▶ **Required work**: Leave out the images and repeat the listing below without a single change.
• • • • • • •
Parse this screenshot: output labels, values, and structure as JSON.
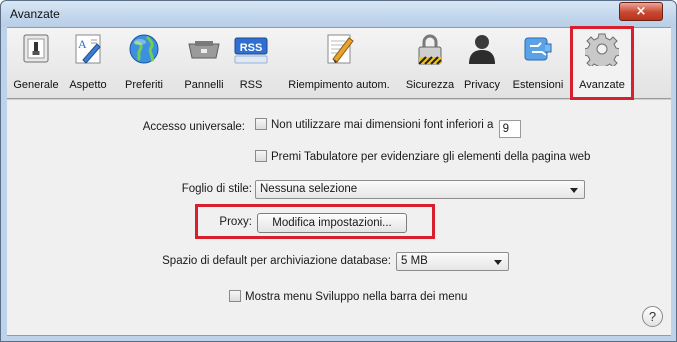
{
  "window": {
    "title": "Avanzate",
    "close_glyph": "×"
  },
  "toolbar": {
    "items": [
      {
        "label": "Generale",
        "icon": "switch-icon"
      },
      {
        "label": "Aspetto",
        "icon": "font-appearance-icon"
      },
      {
        "label": "Preferiti",
        "icon": "globe-icon"
      },
      {
        "label": "Pannelli",
        "icon": "tabs-panel-icon"
      },
      {
        "label": "RSS",
        "icon": "rss-icon",
        "icon_text": "RSS"
      },
      {
        "label": "Riempimento autom.",
        "icon": "pencil-document-icon"
      },
      {
        "label": "Sicurezza",
        "icon": "lock-icon"
      },
      {
        "label": "Privacy",
        "icon": "person-silhouette-icon"
      },
      {
        "label": "Estensioni",
        "icon": "extension-puzzle-icon"
      },
      {
        "label": "Avanzate",
        "icon": "gear-icon",
        "selected": true
      }
    ]
  },
  "settings": {
    "universal_access": {
      "label": "Accesso universale:",
      "min_font_option": "Non utilizzare mai dimensioni font inferiori a",
      "min_font_value": "9",
      "tab_option": "Premi Tabulatore per evidenziare gli elementi della pagina web"
    },
    "stylesheet": {
      "label": "Foglio di stile:",
      "value": "Nessuna selezione"
    },
    "proxy": {
      "label": "Proxy:",
      "button": "Modifica impostazioni..."
    },
    "database": {
      "label": "Spazio di default per archiviazione database:",
      "value": "5 MB"
    },
    "develop_menu": {
      "label": "Mostra menu Sviluppo nella barra dei menu"
    },
    "help_glyph": "?"
  },
  "colors": {
    "highlight": "#d71f2e",
    "titlebar": "#c2d6ec",
    "panel": "#f0f0f0"
  }
}
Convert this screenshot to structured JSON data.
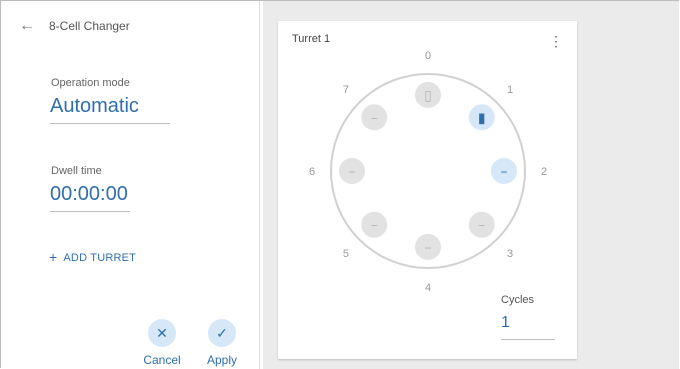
• • • • • • •
▶ **Answer for this exercise**:
Parse this screenshot: output labels, values, and structure as JSON.
{
  "window": {
    "title": "Avanzate",
    "close_glyph": "×"
  },
  "toolbar": {
    "items": [
      {
        "label": "Generale",
        "icon": "switch-icon"
      },
      {
        "label": "Aspetto",
        "icon": "font-appearance-icon"
      },
      {
        "label": "Preferiti",
        "icon": "globe-icon"
      },
      {
        "label": "Pannelli",
        "icon": "tabs-panel-icon"
      },
      {
        "label": "RSS",
        "icon": "rss-icon",
        "icon_text": "RSS"
      },
      {
        "label": "Riempimento autom.",
        "icon": "pencil-document-icon"
      },
      {
        "label": "Sicurezza",
        "icon": "lock-icon"
      },
      {
        "label": "Privacy",
        "icon": "person-silhouette-icon"
      },
      {
        "label": "Estensioni",
        "icon": "extension-puzzle-icon"
      },
      {
        "label": "Avanzate",
        "icon": "gear-icon",
        "selected": true
      }
    ]
  },
  "settings": {
    "universal_access": {
      "label": "Accesso universale:",
      "min_font_option": "Non utilizzare mai dimensioni font inferiori a",
      "min_font_value": "9",
      "tab_option": "Premi Tabulatore per evidenziare gli elementi della pagina web"
    },
    "stylesheet": {
      "label": "Foglio di stile:",
      "value": "Nessuna selezione"
    },
    "proxy": {
      "label": "Proxy:",
      "button": "Modifica impostazioni..."
    },
    "database": {
      "label": "Spazio di default per archiviazione database:",
      "value": "5 MB"
    },
    "develop_menu": {
      "label": "Mostra menu Sviluppo nella barra dei menu"
    },
    "help_glyph": "?"
  },
  "colors": {
    "highlight": "#d71f2e",
    "titlebar": "#c2d6ec",
    "panel": "#f0f0f0"
  }
}
Convert this screenshot to structured JSON data.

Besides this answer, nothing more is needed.